Below is the data. Give it again, complete and exact.

• **INPUT DATA**

════════════════

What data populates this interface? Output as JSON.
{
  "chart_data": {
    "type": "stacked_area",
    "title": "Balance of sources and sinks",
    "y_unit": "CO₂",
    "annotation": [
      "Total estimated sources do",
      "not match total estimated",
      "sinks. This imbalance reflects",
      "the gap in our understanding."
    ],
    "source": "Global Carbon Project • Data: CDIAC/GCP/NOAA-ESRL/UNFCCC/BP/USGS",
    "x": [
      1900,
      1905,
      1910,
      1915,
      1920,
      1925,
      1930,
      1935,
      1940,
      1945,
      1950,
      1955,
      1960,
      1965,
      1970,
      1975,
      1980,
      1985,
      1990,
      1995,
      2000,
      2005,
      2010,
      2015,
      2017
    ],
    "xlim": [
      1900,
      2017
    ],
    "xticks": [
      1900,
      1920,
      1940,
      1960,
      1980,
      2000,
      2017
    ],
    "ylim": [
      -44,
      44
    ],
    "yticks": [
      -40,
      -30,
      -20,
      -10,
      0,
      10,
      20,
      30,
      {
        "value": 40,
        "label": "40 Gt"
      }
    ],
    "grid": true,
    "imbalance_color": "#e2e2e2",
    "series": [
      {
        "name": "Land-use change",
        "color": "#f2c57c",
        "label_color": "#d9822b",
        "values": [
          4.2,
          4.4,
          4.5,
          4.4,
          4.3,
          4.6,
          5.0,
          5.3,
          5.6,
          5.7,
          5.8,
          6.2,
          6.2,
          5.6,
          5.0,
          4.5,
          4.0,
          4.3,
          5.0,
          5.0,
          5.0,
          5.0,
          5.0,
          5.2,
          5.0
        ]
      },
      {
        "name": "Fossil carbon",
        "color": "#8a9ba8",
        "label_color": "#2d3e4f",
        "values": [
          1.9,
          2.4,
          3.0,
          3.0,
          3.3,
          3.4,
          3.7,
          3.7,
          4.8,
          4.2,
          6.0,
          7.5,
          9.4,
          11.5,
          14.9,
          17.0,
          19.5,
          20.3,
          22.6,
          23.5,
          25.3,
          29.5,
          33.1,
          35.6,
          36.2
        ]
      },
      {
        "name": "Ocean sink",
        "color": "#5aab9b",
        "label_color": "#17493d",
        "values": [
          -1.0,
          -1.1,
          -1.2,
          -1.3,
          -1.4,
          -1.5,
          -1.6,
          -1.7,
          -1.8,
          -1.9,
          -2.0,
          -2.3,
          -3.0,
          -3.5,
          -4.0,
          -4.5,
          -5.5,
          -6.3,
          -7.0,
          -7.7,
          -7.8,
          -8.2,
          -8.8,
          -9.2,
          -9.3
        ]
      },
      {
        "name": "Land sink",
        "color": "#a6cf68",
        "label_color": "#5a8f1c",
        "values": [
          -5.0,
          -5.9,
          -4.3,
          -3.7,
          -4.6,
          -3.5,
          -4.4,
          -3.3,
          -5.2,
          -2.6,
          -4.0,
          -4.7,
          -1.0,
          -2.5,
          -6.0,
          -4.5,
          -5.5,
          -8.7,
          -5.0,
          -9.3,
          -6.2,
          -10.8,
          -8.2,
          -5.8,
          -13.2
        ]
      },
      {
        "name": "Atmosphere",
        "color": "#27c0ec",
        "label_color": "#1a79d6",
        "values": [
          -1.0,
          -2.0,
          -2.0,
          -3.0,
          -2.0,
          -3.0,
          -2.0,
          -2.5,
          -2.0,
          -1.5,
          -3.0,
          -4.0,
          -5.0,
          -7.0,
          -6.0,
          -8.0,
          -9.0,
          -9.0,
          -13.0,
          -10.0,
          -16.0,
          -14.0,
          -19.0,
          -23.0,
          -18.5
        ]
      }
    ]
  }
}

════════════════

• **EXERCISE OUTPUT**
What data populates this interface? Output as JSON.
{
  "chart_data": {
    "type": "stacked_area",
    "title": "Balance of sources and sinks",
    "y_unit": "CO₂",
    "annotation": [
      "Total estimated sources do",
      "not match total estimated",
      "sinks. This imbalance reflects",
      "the gap in our understanding."
    ],
    "source": "Global Carbon Project • Data: CDIAC/GCP/NOAA-ESRL/UNFCCC/BP/USGS",
    "x": [
      1900,
      1905,
      1910,
      1915,
      1920,
      1925,
      1930,
      1935,
      1940,
      1945,
      1950,
      1955,
      1960,
      1965,
      1970,
      1975,
      1980,
      1985,
      1990,
      1995,
      2000,
      2005,
      2010,
      2015,
      2017
    ],
    "xlim": [
      1900,
      2017
    ],
    "xticks": [
      1900,
      1920,
      1940,
      1960,
      1980,
      2000,
      2017
    ],
    "ylim": [
      -44,
      44
    ],
    "yticks": [
      -40,
      -30,
      -20,
      -10,
      0,
      10,
      20,
      30,
      {
        "value": 40,
        "label": "40 Gt"
      }
    ],
    "grid": true,
    "imbalance_color": "#e2e2e2",
    "series": [
      {
        "name": "Land-use change",
        "color": "#f2c57c",
        "label_color": "#d9822b",
        "values": [
          4.2,
          4.4,
          4.5,
          4.4,
          4.3,
          4.6,
          5.0,
          5.3,
          5.6,
          5.7,
          5.8,
          6.2,
          6.2,
          5.6,
          5.0,
          4.5,
          4.0,
          4.3,
          5.0,
          5.0,
          5.0,
          5.0,
          5.0,
          5.2,
          5.0
        ]
      },
      {
        "name": "Fossil carbon",
        "color": "#8a9ba8",
        "label_color": "#2d3e4f",
        "values": [
          1.9,
          2.4,
          3.0,
          3.0,
          3.3,
          3.4,
          3.7,
          3.7,
          4.8,
          4.2,
          6.0,
          7.5,
          9.4,
          11.5,
          14.9,
          17.0,
          19.5,
          20.3,
          22.6,
          23.5,
          25.3,
          29.5,
          33.1,
          35.6,
          36.2
        ]
      },
      {
        "name": "Ocean sink",
        "color": "#5aab9b",
        "label_color": "#17493d",
        "values": [
          -1.0,
          -1.1,
          -1.2,
          -1.3,
          -1.4,
          -1.5,
          -1.6,
          -1.7,
          -1.8,
          -1.9,
          -2.0,
          -2.3,
          -3.0,
          -3.5,
          -4.0,
          -4.5,
          -5.5,
          -6.3,
          -7.0,
          -7.7,
          -7.8,
          -8.2,
          -8.8,
          -9.2,
          -9.3
        ]
      },
      {
        "name": "Land sink",
        "color": "#a6cf68",
        "label_color": "#5a8f1c",
        "values": [
          -5.0,
          -5.9,
          -4.3,
          -3.7,
          -4.6,
          -3.5,
          -4.4,
          -3.3,
          -5.2,
          -2.6,
          -4.0,
          -4.7,
          -1.0,
          -2.5,
          -6.0,
          -4.5,
          -5.5,
          -8.7,
          -5.0,
          -9.3,
          -6.2,
          -10.8,
          -8.2,
          -5.8,
          -13.2
        ]
      },
      {
        "name": "Atmosphere",
        "color": "#27c0ec",
        "label_color": "#1a79d6",
        "values": [
          -1.0,
          -2.0,
          -2.0,
          -3.0,
          -2.0,
          -3.0,
          -2.0,
          -2.5,
          -2.0,
          -1.5,
          -3.0,
          -4.0,
          -5.0,
          -7.0,
          -6.0,
          -8.0,
          -9.0,
          -9.0,
          -13.0,
          -10.0,
          -16.0,
          -14.0,
          -19.0,
          -23.0,
          -18.5
        ]
      }
    ]
  }
}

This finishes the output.